▶ _PROBLEM TO WORK ON_: From the listing below, pull out every line where the string "Fill" appears.

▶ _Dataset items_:
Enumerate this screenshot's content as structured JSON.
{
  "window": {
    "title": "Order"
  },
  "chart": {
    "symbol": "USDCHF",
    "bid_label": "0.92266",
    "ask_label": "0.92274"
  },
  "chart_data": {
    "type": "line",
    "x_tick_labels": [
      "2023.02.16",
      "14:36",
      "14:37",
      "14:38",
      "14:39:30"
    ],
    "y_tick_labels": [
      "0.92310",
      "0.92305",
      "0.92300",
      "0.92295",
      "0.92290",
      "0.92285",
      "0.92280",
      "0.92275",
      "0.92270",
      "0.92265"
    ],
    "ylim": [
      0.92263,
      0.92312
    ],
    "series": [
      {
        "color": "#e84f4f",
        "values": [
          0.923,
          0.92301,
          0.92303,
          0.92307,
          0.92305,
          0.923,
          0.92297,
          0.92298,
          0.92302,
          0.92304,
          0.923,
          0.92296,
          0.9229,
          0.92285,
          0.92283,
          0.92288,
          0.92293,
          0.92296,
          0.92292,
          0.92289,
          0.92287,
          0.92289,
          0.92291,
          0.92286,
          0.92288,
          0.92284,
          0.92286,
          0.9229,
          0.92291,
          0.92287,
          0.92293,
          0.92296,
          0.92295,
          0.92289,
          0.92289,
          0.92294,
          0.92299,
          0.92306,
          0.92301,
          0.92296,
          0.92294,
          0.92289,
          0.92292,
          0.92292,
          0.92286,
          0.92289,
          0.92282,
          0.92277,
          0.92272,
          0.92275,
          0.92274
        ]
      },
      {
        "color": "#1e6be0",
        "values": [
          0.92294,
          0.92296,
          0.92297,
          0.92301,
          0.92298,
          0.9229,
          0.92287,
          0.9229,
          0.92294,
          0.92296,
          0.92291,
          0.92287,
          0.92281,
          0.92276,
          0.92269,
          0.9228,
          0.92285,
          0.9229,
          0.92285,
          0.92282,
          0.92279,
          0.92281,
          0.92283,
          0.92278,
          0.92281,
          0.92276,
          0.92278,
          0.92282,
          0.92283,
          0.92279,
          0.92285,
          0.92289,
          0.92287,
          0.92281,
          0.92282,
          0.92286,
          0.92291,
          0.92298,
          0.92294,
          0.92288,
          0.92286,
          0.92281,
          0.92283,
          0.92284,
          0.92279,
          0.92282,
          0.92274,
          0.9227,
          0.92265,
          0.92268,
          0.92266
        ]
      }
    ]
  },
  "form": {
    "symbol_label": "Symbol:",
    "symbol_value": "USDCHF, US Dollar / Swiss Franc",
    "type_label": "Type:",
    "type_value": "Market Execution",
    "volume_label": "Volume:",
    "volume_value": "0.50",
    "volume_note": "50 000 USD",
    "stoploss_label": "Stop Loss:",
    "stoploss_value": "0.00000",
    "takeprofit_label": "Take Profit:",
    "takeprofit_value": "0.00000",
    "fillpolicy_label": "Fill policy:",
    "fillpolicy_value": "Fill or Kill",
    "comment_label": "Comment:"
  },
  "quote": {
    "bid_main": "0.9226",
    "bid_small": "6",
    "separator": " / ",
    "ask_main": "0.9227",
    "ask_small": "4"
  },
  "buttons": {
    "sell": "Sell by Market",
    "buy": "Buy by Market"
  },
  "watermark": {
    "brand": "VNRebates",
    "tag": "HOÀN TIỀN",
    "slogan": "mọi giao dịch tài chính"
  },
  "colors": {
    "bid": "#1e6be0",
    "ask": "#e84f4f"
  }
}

▶ _OUTPUT FOR THIS TASK_:
    "fillpolicy_label": "Fill policy:",
    "fillpolicy_value": "Fill or Kill",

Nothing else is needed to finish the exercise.